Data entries

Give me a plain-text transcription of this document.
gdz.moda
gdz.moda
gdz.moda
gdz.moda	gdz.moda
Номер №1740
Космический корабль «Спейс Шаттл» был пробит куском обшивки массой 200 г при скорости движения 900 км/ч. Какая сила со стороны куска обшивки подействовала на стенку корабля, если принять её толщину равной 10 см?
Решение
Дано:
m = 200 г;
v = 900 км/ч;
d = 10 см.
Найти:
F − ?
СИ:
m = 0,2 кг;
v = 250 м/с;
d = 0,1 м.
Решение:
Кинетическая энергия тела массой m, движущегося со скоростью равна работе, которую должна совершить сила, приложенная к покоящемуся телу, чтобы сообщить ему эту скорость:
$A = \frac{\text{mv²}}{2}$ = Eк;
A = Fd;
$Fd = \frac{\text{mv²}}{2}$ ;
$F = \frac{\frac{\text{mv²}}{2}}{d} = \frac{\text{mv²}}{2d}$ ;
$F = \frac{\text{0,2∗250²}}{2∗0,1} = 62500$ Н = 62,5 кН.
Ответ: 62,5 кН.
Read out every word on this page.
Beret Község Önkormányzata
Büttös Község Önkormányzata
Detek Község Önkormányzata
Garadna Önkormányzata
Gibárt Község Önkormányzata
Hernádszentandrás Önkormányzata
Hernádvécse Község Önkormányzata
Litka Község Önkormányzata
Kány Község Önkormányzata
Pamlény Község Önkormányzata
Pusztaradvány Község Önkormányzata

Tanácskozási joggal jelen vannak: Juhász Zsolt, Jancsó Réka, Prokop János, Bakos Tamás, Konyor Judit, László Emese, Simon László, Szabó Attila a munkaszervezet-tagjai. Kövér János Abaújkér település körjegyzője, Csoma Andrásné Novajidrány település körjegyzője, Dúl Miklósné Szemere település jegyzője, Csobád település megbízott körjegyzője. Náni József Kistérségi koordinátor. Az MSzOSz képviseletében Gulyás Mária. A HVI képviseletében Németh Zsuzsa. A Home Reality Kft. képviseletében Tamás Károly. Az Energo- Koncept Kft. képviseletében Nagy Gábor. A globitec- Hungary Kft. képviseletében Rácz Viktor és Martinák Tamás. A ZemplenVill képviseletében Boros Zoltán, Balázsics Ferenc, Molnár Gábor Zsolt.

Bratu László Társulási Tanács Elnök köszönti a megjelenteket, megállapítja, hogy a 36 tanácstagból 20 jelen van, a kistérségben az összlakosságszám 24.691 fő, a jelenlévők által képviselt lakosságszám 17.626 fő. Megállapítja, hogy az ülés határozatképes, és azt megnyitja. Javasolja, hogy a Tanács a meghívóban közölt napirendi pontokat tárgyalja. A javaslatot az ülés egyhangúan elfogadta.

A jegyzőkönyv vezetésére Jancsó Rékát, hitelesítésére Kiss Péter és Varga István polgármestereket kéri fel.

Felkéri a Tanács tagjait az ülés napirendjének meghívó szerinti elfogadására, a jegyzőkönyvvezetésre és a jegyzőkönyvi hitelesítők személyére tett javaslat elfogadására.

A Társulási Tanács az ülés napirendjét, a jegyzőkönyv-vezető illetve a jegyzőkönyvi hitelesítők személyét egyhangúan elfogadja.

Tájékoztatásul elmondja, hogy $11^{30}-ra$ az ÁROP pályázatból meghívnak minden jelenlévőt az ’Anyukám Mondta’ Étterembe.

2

__Task goal__: Copy the records above exactly as they appear.

__Written solution__:
Give me a plain-text transcription of this document.
gdz.moda
gdz.moda
gdz.moda
gdz.moda	gdz.moda
Номер №1740
Космический корабль «Спейс Шаттл» был пробит куском обшивки массой 200 г при скорости движения 900 км/ч. Какая сила со стороны куска обшивки подействовала на стенку корабля, если принять её толщину равной 10 см?
Решение
Дано:
m = 200 г;
v = 900 км/ч;
d = 10 см.
Найти:
F − ?
СИ:
m = 0,2 кг;
v = 250 м/с;
d = 0,1 м.
Решение:
Кинетическая энергия тела массой m, движущегося со скоростью равна работе, которую должна совершить сила, приложенная к покоящемуся телу, чтобы сообщить ему эту скорость:
$A = \frac{\text{mv²}}{2}$ = Eк;
A = Fd;
$Fd = \frac{\text{mv²}}{2}$ ;
$F = \frac{\frac{\text{mv²}}{2}}{d} = \frac{\text{mv²}}{2d}$ ;
$F = \frac{\text{0,2∗250²}}{2∗0,1} = 62500$ Н = 62,5 кН.
Ответ: 62,5 кН.
Read out every word on this page.
Beret Község Önkormányzata
Büttös Község Önkormányzata
Detek Község Önkormányzata
Garadna Önkormányzata
Gibárt Község Önkormányzata
Hernádszentandrás Önkormányzata
Hernádvécse Község Önkormányzata
Litka Község Önkormányzata
Kány Község Önkormányzata
Pamlény Község Önkormányzata
Pusztaradvány Község Önkormányzata

Tanácskozási joggal jelen vannak: Juhász Zsolt, Jancsó Réka, Prokop János, Bakos Tamás, Konyor Judit, László Emese, Simon László, Szabó Attila a munkaszervezet-tagjai. Kövér János Abaújkér település körjegyzője, Csoma Andrásné Novajidrány település körjegyzője, Dúl Miklósné Szemere település jegyzője, Csobád település megbízott körjegyzője. Náni József Kistérségi koordinátor. Az MSzOSz képviseletében Gulyás Mária. A HVI képviseletében Németh Zsuzsa. A Home Reality Kft. képviseletében Tamás Károly. Az Energo- Koncept Kft. képviseletében Nagy Gábor. A globitec- Hungary Kft. képviseletében Rácz Viktor és Martinák Tamás. A ZemplenVill képviseletében Boros Zoltán, Balázsics Ferenc, Molnár Gábor Zsolt.

Bratu László Társulási Tanács Elnök köszönti a megjelenteket, megállapítja, hogy a 36 tanácstagból 20 jelen van, a kistérségben az összlakosságszám 24.691 fő, a jelenlévők által képviselt lakosságszám 17.626 fő. Megállapítja, hogy az ülés határozatképes, és azt megnyitja. Javasolja, hogy a Tanács a meghívóban közölt napirendi pontokat tárgyalja. A javaslatot az ülés egyhangúan elfogadta.

A jegyzőkönyv vezetésére Jancsó Rékát, hitelesítésére Kiss Péter és Varga István polgármestereket kéri fel.

Felkéri a Tanács tagjait az ülés napirendjének meghívó szerinti elfogadására, a jegyzőkönyvvezetésre és a jegyzőkönyvi hitelesítők személyére tett javaslat elfogadására.

A Társulási Tanács az ülés napirendjét, a jegyzőkönyv-vezető illetve a jegyzőkönyvi hitelesítők személyét egyhangúan elfogadja.

Tájékoztatásul elmondja, hogy $11^{30}-ra$ az ÁROP pályázatból meghívnak minden jelenlévőt az ’Anyukám Mondta’ Étterembe.

2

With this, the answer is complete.